Fragmento.
********************

AUTO CONSTITUCIONAL 0027/2015-CA
Fecha: 14-Ene-2015
II.3. Análisis del caso concreto
Es así que dentro del contexto señalado y de los antecedentes procesales, se constata que el accionante alega esencialmente que la concesión minera que le fue otorgada en abril de 2005, estaba regida y regulada por el Código de Minería (Ley 1777), el que establecía las causales de reversión a dominio del Estado Boliviano; sin embargo, la autoridad Jurisdiccional Administrativo dispuso su reversión a propiedad y dominio directo e indivisible e imprescriptible del pueblo boliviano, en aplicación de los arts. 1 y 2 de la Ley hoy impugnada, determinación que fue confirmada por Resolución dictada en recurso de revocatoria, encontrándose actualmente pendiente de resolución el Recurso Jerárquico que planteó contra esa determinación y dentro del cual solicitó se promueva la presente acción de inconstitucionalidad concreta de los citados articulados por contrariar el art. 123 de la CPE.
Al respecto, cabe señalar que para interponer esta acción de control normativo, por su naturaleza, y tratarse de impugnaciones contra normas legales que atentan contra la Constitución Política del Estado, es imprescindible que se efectúe una adecuada fundamentación jurídica exponiendo de manera clara la duda razonable sobre la constitucionalidad de las normas que se impugnan, de tal forma que permita a este Tribunal Constitucional Plurinacional ingresar a efectuar el control de constitucionalidad solicitado. De la misma manera, se debe demostrar la relevancia que tendrán las normas cuestionadas, respecto del fallo a dictarse dentro del proceso principal que se tramita y en cual se planteó la acción.

********************

Datos proporcionados.
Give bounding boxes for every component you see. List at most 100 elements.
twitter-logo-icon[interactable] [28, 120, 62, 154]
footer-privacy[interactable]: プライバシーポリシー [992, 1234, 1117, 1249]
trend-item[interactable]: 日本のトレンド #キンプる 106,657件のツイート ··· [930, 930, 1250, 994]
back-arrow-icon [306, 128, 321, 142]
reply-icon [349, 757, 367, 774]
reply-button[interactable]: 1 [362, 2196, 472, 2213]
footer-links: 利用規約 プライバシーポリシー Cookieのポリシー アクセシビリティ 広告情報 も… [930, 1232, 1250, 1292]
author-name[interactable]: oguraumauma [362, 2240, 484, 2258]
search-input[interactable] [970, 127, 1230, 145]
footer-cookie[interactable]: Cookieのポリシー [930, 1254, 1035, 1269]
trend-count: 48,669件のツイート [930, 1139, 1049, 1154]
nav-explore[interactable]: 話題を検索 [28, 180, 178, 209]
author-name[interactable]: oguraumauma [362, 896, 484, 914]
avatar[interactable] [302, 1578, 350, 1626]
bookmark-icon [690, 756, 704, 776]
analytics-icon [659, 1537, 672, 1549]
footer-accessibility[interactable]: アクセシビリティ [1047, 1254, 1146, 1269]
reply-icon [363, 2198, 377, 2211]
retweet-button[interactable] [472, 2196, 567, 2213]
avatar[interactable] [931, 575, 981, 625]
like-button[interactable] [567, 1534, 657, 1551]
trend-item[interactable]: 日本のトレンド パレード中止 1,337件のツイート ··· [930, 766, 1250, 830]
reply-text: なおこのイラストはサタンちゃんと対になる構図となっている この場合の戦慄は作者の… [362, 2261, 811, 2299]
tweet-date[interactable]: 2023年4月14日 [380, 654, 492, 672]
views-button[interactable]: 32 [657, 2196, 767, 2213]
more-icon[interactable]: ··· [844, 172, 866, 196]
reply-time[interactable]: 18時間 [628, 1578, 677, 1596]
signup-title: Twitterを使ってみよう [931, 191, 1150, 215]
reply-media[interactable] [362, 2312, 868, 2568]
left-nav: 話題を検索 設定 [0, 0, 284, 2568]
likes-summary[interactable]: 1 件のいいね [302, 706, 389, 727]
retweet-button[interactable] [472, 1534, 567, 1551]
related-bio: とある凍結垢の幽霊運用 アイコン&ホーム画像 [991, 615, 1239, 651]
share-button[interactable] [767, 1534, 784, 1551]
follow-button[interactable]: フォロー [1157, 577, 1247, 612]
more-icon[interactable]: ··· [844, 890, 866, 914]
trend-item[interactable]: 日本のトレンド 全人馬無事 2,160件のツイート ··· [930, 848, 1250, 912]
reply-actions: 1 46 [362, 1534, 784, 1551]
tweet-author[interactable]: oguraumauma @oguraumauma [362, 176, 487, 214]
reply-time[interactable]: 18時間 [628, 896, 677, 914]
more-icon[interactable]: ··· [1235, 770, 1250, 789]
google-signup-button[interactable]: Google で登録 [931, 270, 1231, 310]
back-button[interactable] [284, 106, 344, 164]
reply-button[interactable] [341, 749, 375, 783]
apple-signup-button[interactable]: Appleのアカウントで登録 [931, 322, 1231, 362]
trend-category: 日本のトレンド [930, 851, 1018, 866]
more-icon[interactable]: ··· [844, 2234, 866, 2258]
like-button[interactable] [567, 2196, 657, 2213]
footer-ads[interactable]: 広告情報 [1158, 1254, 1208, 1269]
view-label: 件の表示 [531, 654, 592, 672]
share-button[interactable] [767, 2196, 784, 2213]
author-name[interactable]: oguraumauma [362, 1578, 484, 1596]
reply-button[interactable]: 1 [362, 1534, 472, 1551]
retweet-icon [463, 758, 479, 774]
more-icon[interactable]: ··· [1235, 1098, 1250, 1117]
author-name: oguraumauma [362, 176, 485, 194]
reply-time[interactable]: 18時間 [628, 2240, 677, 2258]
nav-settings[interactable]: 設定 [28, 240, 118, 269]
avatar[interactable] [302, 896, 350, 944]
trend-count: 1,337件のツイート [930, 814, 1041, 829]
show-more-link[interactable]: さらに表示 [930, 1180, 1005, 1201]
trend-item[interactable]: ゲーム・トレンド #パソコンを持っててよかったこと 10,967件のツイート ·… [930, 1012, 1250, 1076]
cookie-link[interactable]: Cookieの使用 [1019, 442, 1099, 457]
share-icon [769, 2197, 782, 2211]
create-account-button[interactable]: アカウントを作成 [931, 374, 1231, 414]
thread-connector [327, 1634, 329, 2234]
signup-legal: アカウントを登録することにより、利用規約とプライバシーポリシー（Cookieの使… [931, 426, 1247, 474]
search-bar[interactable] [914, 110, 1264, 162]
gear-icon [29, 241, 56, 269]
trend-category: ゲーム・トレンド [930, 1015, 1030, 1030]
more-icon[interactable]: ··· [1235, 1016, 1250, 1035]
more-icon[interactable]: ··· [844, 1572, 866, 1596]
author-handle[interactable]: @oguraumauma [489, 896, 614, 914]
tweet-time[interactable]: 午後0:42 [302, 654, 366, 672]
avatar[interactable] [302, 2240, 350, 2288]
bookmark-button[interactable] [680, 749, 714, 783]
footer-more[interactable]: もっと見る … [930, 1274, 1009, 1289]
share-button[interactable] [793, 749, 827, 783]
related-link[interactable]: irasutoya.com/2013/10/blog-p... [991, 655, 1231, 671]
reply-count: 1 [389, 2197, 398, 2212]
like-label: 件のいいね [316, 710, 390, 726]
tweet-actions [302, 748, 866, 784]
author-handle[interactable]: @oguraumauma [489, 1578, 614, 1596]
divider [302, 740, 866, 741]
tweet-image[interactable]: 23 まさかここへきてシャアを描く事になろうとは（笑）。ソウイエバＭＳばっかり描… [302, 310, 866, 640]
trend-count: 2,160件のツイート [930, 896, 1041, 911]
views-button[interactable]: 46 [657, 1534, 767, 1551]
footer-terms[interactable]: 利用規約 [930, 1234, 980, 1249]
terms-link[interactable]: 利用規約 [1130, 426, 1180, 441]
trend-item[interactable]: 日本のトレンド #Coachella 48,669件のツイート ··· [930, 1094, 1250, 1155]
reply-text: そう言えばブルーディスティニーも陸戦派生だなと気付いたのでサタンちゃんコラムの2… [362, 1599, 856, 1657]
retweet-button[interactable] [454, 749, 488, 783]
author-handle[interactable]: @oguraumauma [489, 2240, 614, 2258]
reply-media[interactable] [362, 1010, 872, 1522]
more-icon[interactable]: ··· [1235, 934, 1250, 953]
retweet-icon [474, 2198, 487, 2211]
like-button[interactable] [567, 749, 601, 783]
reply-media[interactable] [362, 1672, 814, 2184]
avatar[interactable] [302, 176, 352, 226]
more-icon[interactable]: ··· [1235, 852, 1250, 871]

********************

Ejercicios propuestos.
[A] Responda, conforme al auto constitucional:
(i) ¿En qué mes y año se otorgó al accionante la concesión minera?
(ii) ¿Qué norma regía y regulaba dicha concesión, según alega el accionante?
(iii) ¿Qué artículo de la CPE se considera contrariado por los artículos impugnados?
[B] Transcriba literalmente el pasaje del auto constitucional que comienza en "Al respecto, cabe" y termina en "planteó la acción.", ambos inclusive.
Los registros no guardan relación alguna con el auto constitucional.

Respuestas por ejercicio.
[A]
(i) En abril de 2005.
(ii) El Código de Minería (Ley 1777).
(iii) El art. 123 de la CPE.

[B]
Al respecto, cabe señalar que para interponer esta acción de control normativo, por su naturaleza, y tratarse de impugnaciones contra normas legales que atentan contra la Constitución Política del Estado, es imprescindible que se efectúe una adecuada fundamentación jurídica exponiendo de manera clara la duda razonable sobre la constitucionalidad de las normas que se impugnan, de tal forma que permita a este Tribunal Constitucional Plurinacional ingresar a efectuar el control de constitucionalidad solicitado. De la misma manera, se debe demostrar la relevancia que tendrán las normas cuestionadas, respecto del fallo a dictarse dentro del proceso principal que se tramita y en cual se planteó la acción.